TASK TO COMPLETE.
Copy down every line where the string "this" shows up.

SUPPLIED MATERIAL.
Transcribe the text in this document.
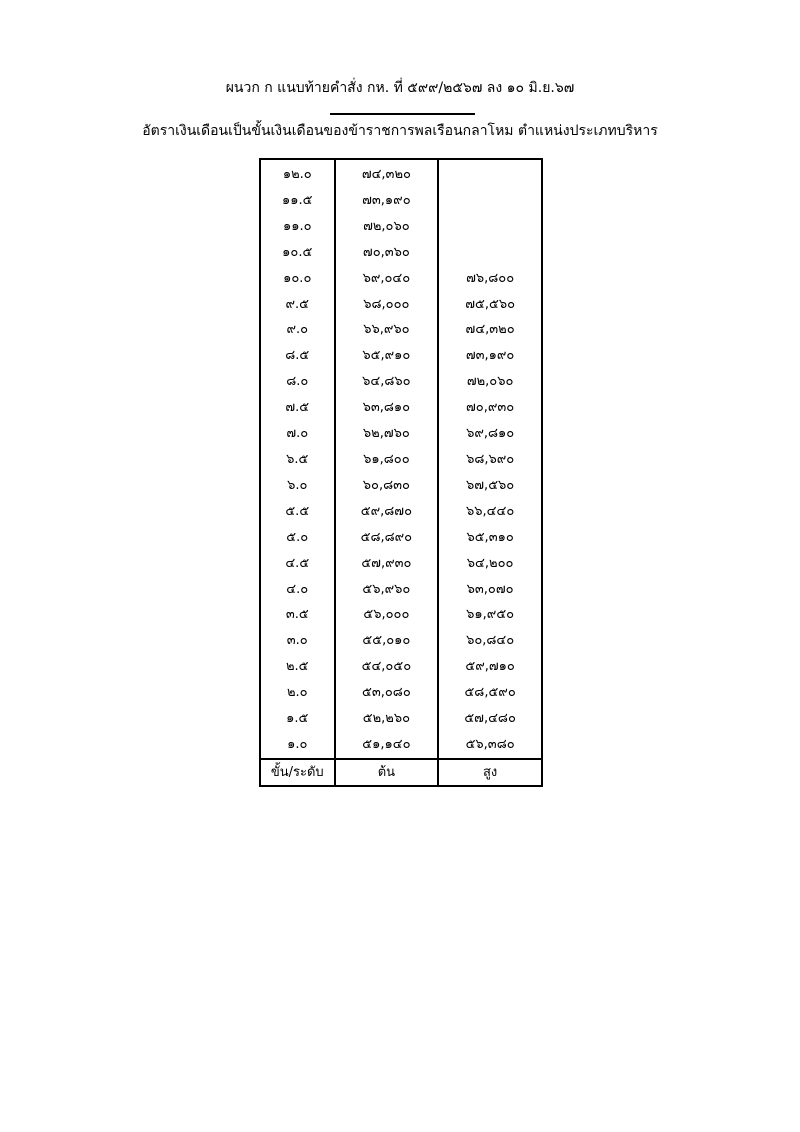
ผนวก ก แนบท้ายคำสั่ง กห. ที่ ๕๙๙/๒๕๖๗ ลง ๑๐ มิ.ย.๖๗
อัตราเงินเดือนเป็นขั้นเงินเดือนของข้าราชการพลเรือนกลาโหม ตำแหน่งประเภทบริหาร
๑๒.๐	๗๔,๓๒๐	
๑๑.๕	๗๓,๑๙๐	
๑๑.๐	๗๒,๐๖๐	
๑๐.๕	๗๐,๓๖๐	
๑๐.๐	๖๙,๐๔๐	๗๖,๘๐๐
๙.๕	๖๘,๐๐๐	๗๕,๕๖๐
๙.๐	๖๖,๙๖๐	๗๔,๓๒๐
๘.๕	๖๕,๙๑๐	๗๓,๑๙๐
๘.๐	๖๔,๘๖๐	๗๒,๐๖๐
๗.๕	๖๓,๘๑๐	๗๐,๙๓๐
๗.๐	๖๒,๗๖๐	๖๙,๘๑๐
๖.๕	๖๑,๘๐๐	๖๘,๖๙๐
๖.๐	๖๐,๘๓๐	๖๗,๕๖๐
๕.๕	๕๙,๘๗๐	๖๖,๔๔๐
๕.๐	๕๘,๘๙๐	๖๕,๓๑๐
๔.๕	๕๗,๙๓๐	๖๔,๒๐๐
๔.๐	๕๖,๙๖๐	๖๓,๐๗๐
๓.๕	๕๖,๐๐๐	๖๑,๙๕๐
๓.๐	๕๕,๐๑๐	๖๐,๘๔๐
๒.๕	๕๔,๐๕๐	๕๙,๗๑๐
๒.๐	๕๓,๐๘๐	๕๘,๕๙๐
๑.๕	๕๒,๒๖๐	๕๗,๔๘๐
๑.๐	๕๑,๑๔๐	๕๖,๓๘๐
ขั้น/ระดับ	ต้น	สูง
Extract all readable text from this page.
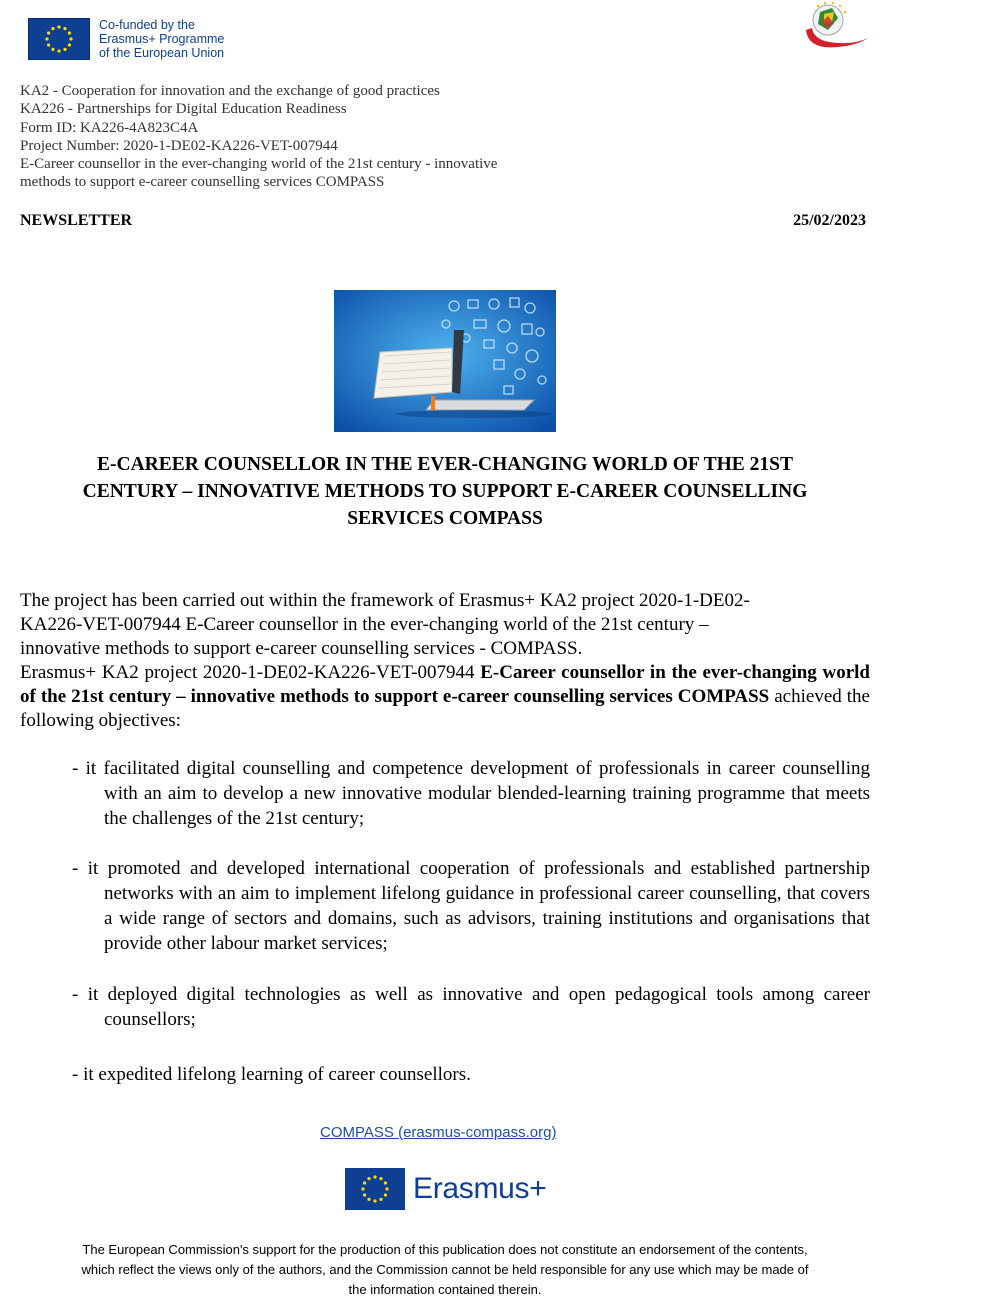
Co-funded by the
Erasmus+ Programme
of the European Union
KA2 - Cooperation for innovation and the exchange of good practices
KA226 - Partnerships for Digital Education Readiness
Form ID: KA226-4A823C4A
Project Number: 2020-1-DE02-KA226-VET-007944
E-Career counsellor in the ever-changing world of the 21st century - innovative
methods to support e-career counselling services COMPASS
NEWSLETTER	25/02/2023
E-CAREER COUNSELLOR IN THE EVER-CHANGING WORLD OF THE 21ST
CENTURY – INNOVATIVE METHODS TO SUPPORT E-CAREER COUNSELLING
SERVICES COMPASS
The project has been carried out within the framework of Erasmus+ KA2 project 2020-1-DE02-
KA226-VET-007944 E-Career counsellor in the ever-changing world of the 21st century –
innovative methods to support e-career counselling services - COMPASS.
Erasmus+ KA2 project 2020-1-DE02-KA226-VET-007944 E-Career counsellor in the ever-changing world of the 21st century – innovative methods to support e-career counselling services COMPASS achieved the following objectives:
- it facilitated digital counselling and competence development of professionals in career counselling with an aim to develop a new innovative modular blended-learning training programme that meets the challenges of the 21st century;
- it promoted and developed international cooperation of professionals and established partnership networks with an aim to implement lifelong guidance in professional career counselling, that covers a wide range of sectors and domains, such as advisors, training institutions and organisations that provide other labour market services;
- it deployed digital technologies as well as innovative and open pedagogical tools among career counsellors;
- it expedited lifelong learning of career counsellors.
COMPASS (erasmus-compass.org)
Erasmus+
The European Commission's support for the production of this publication does not constitute an endorsement of the contents,
which reflect the views only of the authors, and the Commission cannot be held responsible for any use which may be made of
the information contained therein.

ANSWER FOR THE TASK.
Transcribe the text in this document.
Extract all readable text from this page.
The European Commission's support for the production of this publication does not constitute an endorsement of the contents,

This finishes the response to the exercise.